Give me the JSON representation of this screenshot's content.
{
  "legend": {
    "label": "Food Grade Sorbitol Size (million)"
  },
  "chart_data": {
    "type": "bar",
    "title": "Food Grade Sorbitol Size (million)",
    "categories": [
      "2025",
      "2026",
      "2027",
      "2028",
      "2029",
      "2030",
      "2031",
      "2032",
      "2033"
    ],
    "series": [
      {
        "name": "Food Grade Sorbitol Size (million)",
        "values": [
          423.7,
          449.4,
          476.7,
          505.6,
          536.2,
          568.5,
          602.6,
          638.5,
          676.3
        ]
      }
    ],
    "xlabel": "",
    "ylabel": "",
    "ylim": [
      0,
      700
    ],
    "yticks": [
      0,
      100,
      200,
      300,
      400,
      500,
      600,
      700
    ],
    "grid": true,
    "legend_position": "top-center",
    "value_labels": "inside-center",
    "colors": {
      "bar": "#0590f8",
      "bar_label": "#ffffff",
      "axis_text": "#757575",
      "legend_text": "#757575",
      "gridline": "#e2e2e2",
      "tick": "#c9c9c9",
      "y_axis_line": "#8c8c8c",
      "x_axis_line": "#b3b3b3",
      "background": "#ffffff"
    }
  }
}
++++
● What you should do: Extract the full listing above without altering anything.

● Full answer:
Give me the JSON representation of this screenshot's content.
{
  "legend": {
    "label": "Food Grade Sorbitol Size (million)"
  },
  "chart_data": {
    "type": "bar",
    "title": "Food Grade Sorbitol Size (million)",
    "categories": [
      "2025",
      "2026",
      "2027",
      "2028",
      "2029",
      "2030",
      "2031",
      "2032",
      "2033"
    ],
    "series": [
      {
        "name": "Food Grade Sorbitol Size (million)",
        "values": [
          423.7,
          449.4,
          476.7,
          505.6,
          536.2,
          568.5,
          602.6,
          638.5,
          676.3
        ]
      }
    ],
    "xlabel": "",
    "ylabel": "",
    "ylim": [
      0,
      700
    ],
    "yticks": [
      0,
      100,
      200,
      300,
      400,
      500,
      600,
      700
    ],
    "grid": true,
    "legend_position": "top-center",
    "value_labels": "inside-center",
    "colors": {
      "bar": "#0590f8",
      "bar_label": "#ffffff",
      "axis_text": "#757575",
      "legend_text": "#757575",
      "gridline": "#e2e2e2",
      "tick": "#c9c9c9",
      "y_axis_line": "#8c8c8c",
      "x_axis_line": "#b3b3b3",
      "background": "#ffffff"
    }
  }
}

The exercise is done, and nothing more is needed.